- Work required:
Would you write out the listing verbatim and skip every picture in it?

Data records

━━━━━━

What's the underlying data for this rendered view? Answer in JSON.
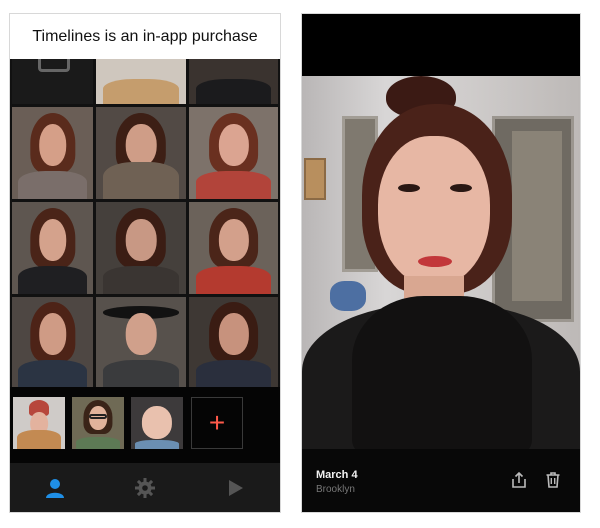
{
  "left_screen": {
    "banner_text": "Timelines is an in-app purchase",
    "add_button_label": "+",
    "tabs": [
      {
        "icon": "person-icon",
        "active": true
      },
      {
        "icon": "gear-icon",
        "active": false
      },
      {
        "icon": "play-icon",
        "active": false
      }
    ]
  },
  "right_screen": {
    "date": "March 4",
    "location": "Brooklyn",
    "actions": [
      "share-icon",
      "trash-icon"
    ]
  },
  "colors": {
    "accent_blue": "#1f8fe6",
    "add_red": "#ff5a4a",
    "tab_inactive": "#555555"
  }
}
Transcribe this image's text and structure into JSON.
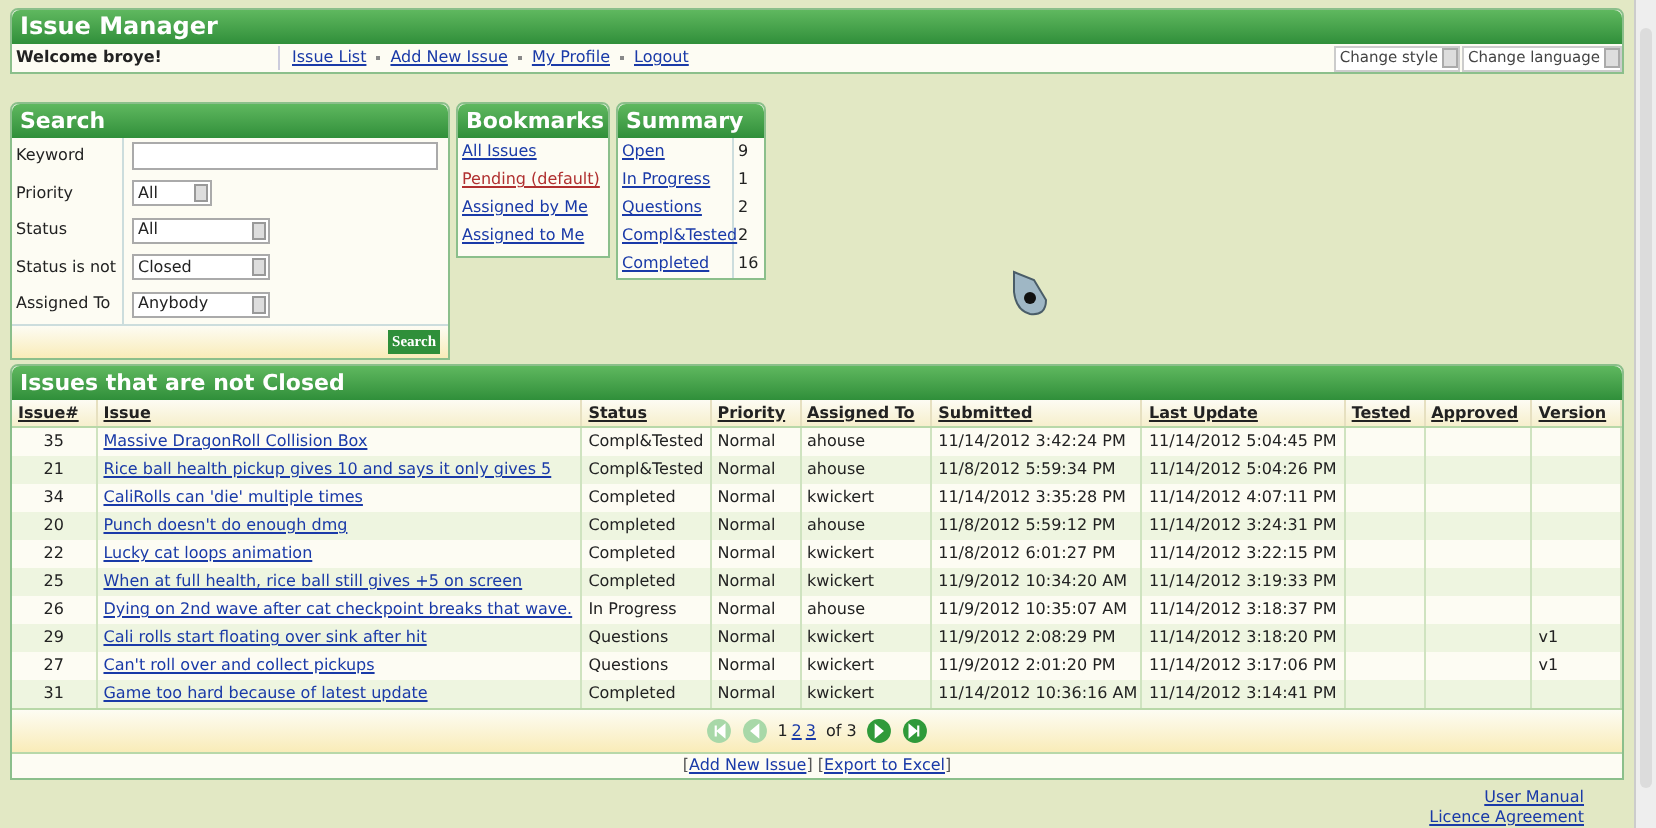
{
  "header": {
    "title": "Issue Manager",
    "welcome": "Welcome broye!",
    "nav": [
      "Issue List",
      "Add New Issue",
      "My Profile",
      "Logout"
    ],
    "menus": [
      "Change style",
      "Change language"
    ]
  },
  "search": {
    "title": "Search",
    "fields": [
      {
        "label": "Keyword",
        "kind": "text"
      },
      {
        "label": "Priority",
        "kind": "short_select",
        "value": "All"
      },
      {
        "label": "Status",
        "kind": "select",
        "value": "All"
      },
      {
        "label": "Status is not",
        "kind": "select",
        "value": "Closed"
      },
      {
        "label": "Assigned To",
        "kind": "select",
        "value": "Anybody"
      }
    ],
    "button": "Search"
  },
  "bookmarks": {
    "title": "Bookmarks",
    "items": [
      {
        "label": "All Issues",
        "selected": false
      },
      {
        "label": "Pending (default)",
        "selected": true
      },
      {
        "label": "Assigned by Me",
        "selected": false
      },
      {
        "label": "Assigned to Me",
        "selected": false
      }
    ]
  },
  "summary": {
    "title": "Summary",
    "items": [
      {
        "label": "Open",
        "count": "9"
      },
      {
        "label": "In Progress",
        "count": "1"
      },
      {
        "label": "Questions",
        "count": "2"
      },
      {
        "label": "Compl&Tested",
        "count": "2"
      },
      {
        "label": "Completed",
        "count": "16"
      }
    ]
  },
  "issues": {
    "title": "Issues that are not Closed",
    "columns": [
      "Issue#",
      "Issue",
      "Status",
      "Priority",
      "Assigned To",
      "Submitted",
      "Last Update",
      "Tested",
      "Approved",
      "Version"
    ],
    "rows": [
      {
        "id": "35",
        "issue": "Massive DragonRoll Collision Box",
        "status": "Compl&Tested",
        "priority": "Normal",
        "assigned_to": "ahouse",
        "submitted": "11/14/2012 3:42:24 PM",
        "last_update": "11/14/2012 5:04:45 PM"
      },
      {
        "id": "21",
        "issue": "Rice ball health pickup gives 10 and says it only gives 5",
        "status": "Compl&Tested",
        "priority": "Normal",
        "assigned_to": "ahouse",
        "submitted": "11/8/2012 5:59:34 PM",
        "last_update": "11/14/2012 5:04:26 PM"
      },
      {
        "id": "34",
        "issue": "CaliRolls can 'die' multiple times",
        "status": "Completed",
        "priority": "Normal",
        "assigned_to": "kwickert",
        "submitted": "11/14/2012 3:35:28 PM",
        "last_update": "11/14/2012 4:07:11 PM"
      },
      {
        "id": "20",
        "issue": "Punch doesn't do enough dmg",
        "status": "Completed",
        "priority": "Normal",
        "assigned_to": "ahouse",
        "submitted": "11/8/2012 5:59:12 PM",
        "last_update": "11/14/2012 3:24:31 PM"
      },
      {
        "id": "22",
        "issue": "Lucky cat loops animation",
        "status": "Completed",
        "priority": "Normal",
        "assigned_to": "kwickert",
        "submitted": "11/8/2012 6:01:27 PM",
        "last_update": "11/14/2012 3:22:15 PM"
      },
      {
        "id": "25",
        "issue": "When at full health, rice ball still gives +5 on screen",
        "status": "Completed",
        "priority": "Normal",
        "assigned_to": "kwickert",
        "submitted": "11/9/2012 10:34:20 AM",
        "last_update": "11/14/2012 3:19:33 PM"
      },
      {
        "id": "26",
        "issue": "Dying on 2nd wave after cat checkpoint breaks that wave.",
        "status": "In Progress",
        "priority": "Normal",
        "assigned_to": "ahouse",
        "submitted": "11/9/2012 10:35:07 AM",
        "last_update": "11/14/2012 3:18:37 PM"
      },
      {
        "id": "29",
        "issue": "Cali rolls start floating over sink after hit",
        "status": "Questions",
        "priority": "Normal",
        "assigned_to": "kwickert",
        "submitted": "11/9/2012 2:08:29 PM",
        "last_update": "11/14/2012 3:18:20 PM",
        "version": "v1"
      },
      {
        "id": "27",
        "issue": "Can't roll over and collect pickups",
        "status": "Questions",
        "priority": "Normal",
        "assigned_to": "kwickert",
        "submitted": "11/9/2012 2:01:20 PM",
        "last_update": "11/14/2012 3:17:06 PM",
        "version": "v1"
      },
      {
        "id": "31",
        "issue": "Game too hard because of latest update",
        "status": "Completed",
        "priority": "Normal",
        "assigned_to": "kwickert",
        "submitted": "11/14/2012 10:36:16 AM",
        "last_update": "11/14/2012 3:14:41 PM"
      }
    ],
    "pager": {
      "buttons_before": [
        {
          "kind": "first",
          "disabled": true
        },
        {
          "kind": "prev",
          "disabled": true
        }
      ],
      "pages": [
        {
          "label": "1",
          "selected": true
        },
        {
          "label": "2",
          "selected": false
        },
        {
          "label": "3",
          "selected": false
        }
      ],
      "total": "of 3",
      "buttons_after": [
        {
          "kind": "next",
          "disabled": false
        },
        {
          "kind": "last",
          "disabled": false
        }
      ]
    },
    "actions": [
      {
        "kind": "text",
        "text": "["
      },
      {
        "kind": "link",
        "text": "Add New Issue"
      },
      {
        "kind": "text",
        "text": "] ["
      },
      {
        "kind": "link",
        "text": "Export to Excel"
      },
      {
        "kind": "text",
        "text": "]"
      }
    ]
  },
  "footer_links": [
    "User Manual",
    "Licence Agreement"
  ]
}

━━━━━━

- Output for this exercise:
What's the underlying data for this rendered view? Answer in JSON.
{
  "left_screen": {
    "banner_text": "Timelines is an in-app purchase",
    "add_button_label": "+",
    "tabs": [
      {
        "icon": "person-icon",
        "active": true
      },
      {
        "icon": "gear-icon",
        "active": false
      },
      {
        "icon": "play-icon",
        "active": false
      }
    ]
  },
  "right_screen": {
    "date": "March 4",
    "location": "Brooklyn",
    "actions": [
      "share-icon",
      "trash-icon"
    ]
  },
  "colors": {
    "accent_blue": "#1f8fe6",
    "add_red": "#ff5a4a",
    "tab_inactive": "#555555"
  }
}
Transcribe this image's text and structure into JSON.
{
  "header": {
    "title": "Issue Manager",
    "welcome": "Welcome broye!",
    "nav": [
      "Issue List",
      "Add New Issue",
      "My Profile",
      "Logout"
    ],
    "menus": [
      "Change style",
      "Change language"
    ]
  },
  "search": {
    "title": "Search",
    "fields": [
      {
        "label": "Keyword",
        "kind": "text"
      },
      {
        "label": "Priority",
        "kind": "short_select",
        "value": "All"
      },
      {
        "label": "Status",
        "kind": "select",
        "value": "All"
      },
      {
        "label": "Status is not",
        "kind": "select",
        "value": "Closed"
      },
      {
        "label": "Assigned To",
        "kind": "select",
        "value": "Anybody"
      }
    ],
    "button": "Search"
  },
  "bookmarks": {
    "title": "Bookmarks",
    "items": [
      {
        "label": "All Issues",
        "selected": false
      },
      {
        "label": "Pending (default)",
        "selected": true
      },
      {
        "label": "Assigned by Me",
        "selected": false
      },
      {
        "label": "Assigned to Me",
        "selected": false
      }
    ]
  },
  "summary": {
    "title": "Summary",
    "items": [
      {
        "label": "Open",
        "count": "9"
      },
      {
        "label": "In Progress",
        "count": "1"
      },
      {
        "label": "Questions",
        "count": "2"
      },
      {
        "label": "Compl&Tested",
        "count": "2"
      },
      {
        "label": "Completed",
        "count": "16"
      }
    ]
  },
  "issues": {
    "title": "Issues that are not Closed",
    "columns": [
      "Issue#",
      "Issue",
      "Status",
      "Priority",
      "Assigned To",
      "Submitted",
      "Last Update",
      "Tested",
      "Approved",
      "Version"
    ],
    "rows": [
      {
        "id": "35",
        "issue": "Massive DragonRoll Collision Box",
        "status": "Compl&Tested",
        "priority": "Normal",
        "assigned_to": "ahouse",
        "submitted": "11/14/2012 3:42:24 PM",
        "last_update": "11/14/2012 5:04:45 PM"
      },
      {
        "id": "21",
        "issue": "Rice ball health pickup gives 10 and says it only gives 5",
        "status": "Compl&Tested",
        "priority": "Normal",
        "assigned_to": "ahouse",
        "submitted": "11/8/2012 5:59:34 PM",
        "last_update": "11/14/2012 5:04:26 PM"
      },
      {
        "id": "34",
        "issue": "CaliRolls can 'die' multiple times",
        "status": "Completed",
        "priority": "Normal",
        "assigned_to": "kwickert",
        "submitted": "11/14/2012 3:35:28 PM",
        "last_update": "11/14/2012 4:07:11 PM"
      },
      {
        "id": "20",
        "issue": "Punch doesn't do enough dmg",
        "status": "Completed",
        "priority": "Normal",
        "assigned_to": "ahouse",
        "submitted": "11/8/2012 5:59:12 PM",
        "last_update": "11/14/2012 3:24:31 PM"
      },
      {
        "id": "22",
        "issue": "Lucky cat loops animation",
        "status": "Completed",
        "priority": "Normal",
        "assigned_to": "kwickert",
        "submitted": "11/8/2012 6:01:27 PM",
        "last_update": "11/14/2012 3:22:15 PM"
      },
      {
        "id": "25",
        "issue": "When at full health, rice ball still gives +5 on screen",
        "status": "Completed",
        "priority": "Normal",
        "assigned_to": "kwickert",
        "submitted": "11/9/2012 10:34:20 AM",
        "last_update": "11/14/2012 3:19:33 PM"
      },
      {
        "id": "26",
        "issue": "Dying on 2nd wave after cat checkpoint breaks that wave.",
        "status": "In Progress",
        "priority": "Normal",
        "assigned_to": "ahouse",
        "submitted": "11/9/2012 10:35:07 AM",
        "last_update": "11/14/2012 3:18:37 PM"
      },
      {
        "id": "29",
        "issue": "Cali rolls start floating over sink after hit",
        "status": "Questions",
        "priority": "Normal",
        "assigned_to": "kwickert",
        "submitted": "11/9/2012 2:08:29 PM",
        "last_update": "11/14/2012 3:18:20 PM",
        "version": "v1"
      },
      {
        "id": "27",
        "issue": "Can't roll over and collect pickups",
        "status": "Questions",
        "priority": "Normal",
        "assigned_to": "kwickert",
        "submitted": "11/9/2012 2:01:20 PM",
        "last_update": "11/14/2012 3:17:06 PM",
        "version": "v1"
      },
      {
        "id": "31",
        "issue": "Game too hard because of latest update",
        "status": "Completed",
        "priority": "Normal",
        "assigned_to": "kwickert",
        "submitted": "11/14/2012 10:36:16 AM",
        "last_update": "11/14/2012 3:14:41 PM"
      }
    ],
    "pager": {
      "buttons_before": [
        {
          "kind": "first",
          "disabled": true
        },
        {
          "kind": "prev",
          "disabled": true
        }
      ],
      "pages": [
        {
          "label": "1",
          "selected": true
        },
        {
          "label": "2",
          "selected": false
        },
        {
          "label": "3",
          "selected": false
        }
      ],
      "total": "of 3",
      "buttons_after": [
        {
          "kind": "next",
          "disabled": false
        },
        {
          "kind": "last",
          "disabled": false
        }
      ]
    },
    "actions": [
      {
        "kind": "text",
        "text": "["
      },
      {
        "kind": "link",
        "text": "Add New Issue"
      },
      {
        "kind": "text",
        "text": "] ["
      },
      {
        "kind": "link",
        "text": "Export to Excel"
      },
      {
        "kind": "text",
        "text": "]"
      }
    ]
  },
  "footer_links": [
    "User Manual",
    "Licence Agreement"
  ]
}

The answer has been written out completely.